Output every line of the records below verbatim, keeping their original order and formatting.

-- start of DATA LINES --

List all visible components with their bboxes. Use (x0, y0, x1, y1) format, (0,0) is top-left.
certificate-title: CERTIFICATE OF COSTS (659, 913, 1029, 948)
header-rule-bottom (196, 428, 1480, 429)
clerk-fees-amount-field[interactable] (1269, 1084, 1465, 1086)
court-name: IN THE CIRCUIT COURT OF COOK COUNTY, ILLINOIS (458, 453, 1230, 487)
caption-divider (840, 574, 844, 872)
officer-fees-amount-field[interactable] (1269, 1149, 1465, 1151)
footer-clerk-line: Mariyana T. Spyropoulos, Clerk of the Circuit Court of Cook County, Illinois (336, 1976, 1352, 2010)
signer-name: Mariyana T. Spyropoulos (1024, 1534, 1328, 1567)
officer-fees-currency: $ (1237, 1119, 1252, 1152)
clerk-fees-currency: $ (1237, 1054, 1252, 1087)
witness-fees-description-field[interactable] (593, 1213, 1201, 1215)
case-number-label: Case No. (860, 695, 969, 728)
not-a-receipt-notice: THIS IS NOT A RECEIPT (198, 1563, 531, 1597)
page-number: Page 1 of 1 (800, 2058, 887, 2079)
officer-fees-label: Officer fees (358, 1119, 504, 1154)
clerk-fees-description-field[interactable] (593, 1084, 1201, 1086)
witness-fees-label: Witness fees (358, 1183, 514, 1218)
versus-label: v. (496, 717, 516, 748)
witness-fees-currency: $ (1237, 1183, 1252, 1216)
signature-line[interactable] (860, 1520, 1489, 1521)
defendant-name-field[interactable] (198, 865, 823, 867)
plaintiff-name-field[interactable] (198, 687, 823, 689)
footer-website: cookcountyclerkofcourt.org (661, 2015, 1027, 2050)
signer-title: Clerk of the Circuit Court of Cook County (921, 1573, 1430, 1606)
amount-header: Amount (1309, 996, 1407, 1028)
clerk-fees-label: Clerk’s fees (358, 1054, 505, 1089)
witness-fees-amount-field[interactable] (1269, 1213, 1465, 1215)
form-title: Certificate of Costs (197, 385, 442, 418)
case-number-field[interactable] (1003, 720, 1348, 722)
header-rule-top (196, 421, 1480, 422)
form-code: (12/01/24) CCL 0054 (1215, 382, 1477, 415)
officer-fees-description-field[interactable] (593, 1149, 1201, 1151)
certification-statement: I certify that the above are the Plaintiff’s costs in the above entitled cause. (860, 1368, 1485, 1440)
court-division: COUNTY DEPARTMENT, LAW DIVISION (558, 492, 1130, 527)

-- end of DATA LINES --

[RESPONSE FOR THIS EXERCISE]:
List all visible components with their bboxes. Use (x0, y0, x1, y1) format, (0,0) is top-left.
certificate-title: CERTIFICATE OF COSTS (659, 913, 1029, 948)
header-rule-bottom (196, 428, 1480, 429)
clerk-fees-amount-field[interactable] (1269, 1084, 1465, 1086)
court-name: IN THE CIRCUIT COURT OF COOK COUNTY, ILLINOIS (458, 453, 1230, 487)
caption-divider (840, 574, 844, 872)
officer-fees-amount-field[interactable] (1269, 1149, 1465, 1151)
footer-clerk-line: Mariyana T. Spyropoulos, Clerk of the Circuit Court of Cook County, Illinois (336, 1976, 1352, 2010)
signer-name: Mariyana T. Spyropoulos (1024, 1534, 1328, 1567)
officer-fees-currency: $ (1237, 1119, 1252, 1152)
clerk-fees-currency: $ (1237, 1054, 1252, 1087)
witness-fees-description-field[interactable] (593, 1213, 1201, 1215)
case-number-label: Case No. (860, 695, 969, 728)
not-a-receipt-notice: THIS IS NOT A RECEIPT (198, 1563, 531, 1597)
page-number: Page 1 of 1 (800, 2058, 887, 2079)
officer-fees-label: Officer fees (358, 1119, 504, 1154)
clerk-fees-description-field[interactable] (593, 1084, 1201, 1086)
witness-fees-label: Witness fees (358, 1183, 514, 1218)
versus-label: v. (496, 717, 516, 748)
witness-fees-currency: $ (1237, 1183, 1252, 1216)
signature-line[interactable] (860, 1520, 1489, 1521)
defendant-name-field[interactable] (198, 865, 823, 867)
plaintiff-name-field[interactable] (198, 687, 823, 689)
footer-website: cookcountyclerkofcourt.org (661, 2015, 1027, 2050)
signer-title: Clerk of the Circuit Court of Cook County (921, 1573, 1430, 1606)
amount-header: Amount (1309, 996, 1407, 1028)
clerk-fees-label: Clerk’s fees (358, 1054, 505, 1089)
witness-fees-amount-field[interactable] (1269, 1213, 1465, 1215)
form-title: Certificate of Costs (197, 385, 442, 418)
case-number-field[interactable] (1003, 720, 1348, 722)
header-rule-top (196, 421, 1480, 422)
form-code: (12/01/24) CCL 0054 (1215, 382, 1477, 415)
officer-fees-description-field[interactable] (593, 1149, 1201, 1151)
certification-statement: I certify that the above are the Plaintiff’s costs in the above entitled cause. (860, 1368, 1485, 1440)
court-division: COUNTY DEPARTMENT, LAW DIVISION (558, 492, 1130, 527)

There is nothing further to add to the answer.